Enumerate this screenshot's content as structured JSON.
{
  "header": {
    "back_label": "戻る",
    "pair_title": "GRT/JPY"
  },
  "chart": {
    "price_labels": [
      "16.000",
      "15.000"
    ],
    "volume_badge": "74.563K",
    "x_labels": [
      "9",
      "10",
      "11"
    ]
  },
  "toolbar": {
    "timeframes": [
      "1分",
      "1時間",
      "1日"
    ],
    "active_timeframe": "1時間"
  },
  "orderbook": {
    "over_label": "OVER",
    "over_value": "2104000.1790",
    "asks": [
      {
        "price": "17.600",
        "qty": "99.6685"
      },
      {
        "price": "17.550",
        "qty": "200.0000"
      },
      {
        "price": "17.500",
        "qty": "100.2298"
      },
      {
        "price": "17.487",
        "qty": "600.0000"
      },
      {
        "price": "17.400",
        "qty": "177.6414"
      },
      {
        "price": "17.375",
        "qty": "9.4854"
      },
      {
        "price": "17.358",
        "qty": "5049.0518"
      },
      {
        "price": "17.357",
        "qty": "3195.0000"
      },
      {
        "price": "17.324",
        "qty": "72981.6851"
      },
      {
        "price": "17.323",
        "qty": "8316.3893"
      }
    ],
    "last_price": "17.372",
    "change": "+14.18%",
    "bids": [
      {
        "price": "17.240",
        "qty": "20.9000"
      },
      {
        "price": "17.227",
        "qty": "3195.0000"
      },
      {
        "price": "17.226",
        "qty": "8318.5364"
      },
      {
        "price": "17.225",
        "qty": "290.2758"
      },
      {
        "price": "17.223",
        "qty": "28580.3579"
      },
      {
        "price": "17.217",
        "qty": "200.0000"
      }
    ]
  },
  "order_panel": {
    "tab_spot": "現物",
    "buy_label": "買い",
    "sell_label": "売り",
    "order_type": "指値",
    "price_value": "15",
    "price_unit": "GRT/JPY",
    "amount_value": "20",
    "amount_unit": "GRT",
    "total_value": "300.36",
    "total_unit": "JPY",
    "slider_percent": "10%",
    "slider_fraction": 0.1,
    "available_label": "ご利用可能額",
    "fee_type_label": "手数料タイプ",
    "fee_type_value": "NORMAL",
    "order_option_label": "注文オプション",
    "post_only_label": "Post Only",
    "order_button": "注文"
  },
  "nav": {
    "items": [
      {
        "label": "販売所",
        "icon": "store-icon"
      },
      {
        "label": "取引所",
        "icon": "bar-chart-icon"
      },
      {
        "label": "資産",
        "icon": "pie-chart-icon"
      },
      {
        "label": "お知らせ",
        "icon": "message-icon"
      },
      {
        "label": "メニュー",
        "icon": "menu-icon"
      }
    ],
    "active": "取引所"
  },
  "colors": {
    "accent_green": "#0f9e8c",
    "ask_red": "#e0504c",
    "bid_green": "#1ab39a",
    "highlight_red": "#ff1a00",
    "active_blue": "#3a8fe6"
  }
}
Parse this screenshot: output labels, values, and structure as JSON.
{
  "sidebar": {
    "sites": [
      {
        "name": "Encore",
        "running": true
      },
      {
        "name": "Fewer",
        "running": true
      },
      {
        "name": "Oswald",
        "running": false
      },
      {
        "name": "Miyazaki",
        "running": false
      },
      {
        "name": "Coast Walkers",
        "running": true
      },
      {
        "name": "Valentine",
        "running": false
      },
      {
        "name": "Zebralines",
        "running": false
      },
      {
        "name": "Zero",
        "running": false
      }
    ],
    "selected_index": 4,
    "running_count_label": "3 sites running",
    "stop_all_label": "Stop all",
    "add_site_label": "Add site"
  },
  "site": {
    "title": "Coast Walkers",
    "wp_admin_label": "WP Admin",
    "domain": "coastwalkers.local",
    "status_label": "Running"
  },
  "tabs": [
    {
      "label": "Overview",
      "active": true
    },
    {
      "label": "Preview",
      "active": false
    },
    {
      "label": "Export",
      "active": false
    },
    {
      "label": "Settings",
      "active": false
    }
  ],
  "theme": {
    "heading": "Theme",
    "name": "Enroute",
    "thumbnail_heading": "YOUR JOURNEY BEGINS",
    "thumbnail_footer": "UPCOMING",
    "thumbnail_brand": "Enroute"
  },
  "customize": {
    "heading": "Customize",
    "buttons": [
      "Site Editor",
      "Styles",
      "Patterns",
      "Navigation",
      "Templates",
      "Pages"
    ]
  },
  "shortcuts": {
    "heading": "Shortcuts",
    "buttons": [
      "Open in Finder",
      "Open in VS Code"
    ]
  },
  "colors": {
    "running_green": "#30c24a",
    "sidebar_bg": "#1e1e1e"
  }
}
= = = =
> [REQUIREMENT] Which lines in the data above contain "JSON"? Show each one.

> [THE RESULT]
Enumerate this screenshot's content as structured JSON.
Parse this screenshot: output labels, values, and structure as JSON.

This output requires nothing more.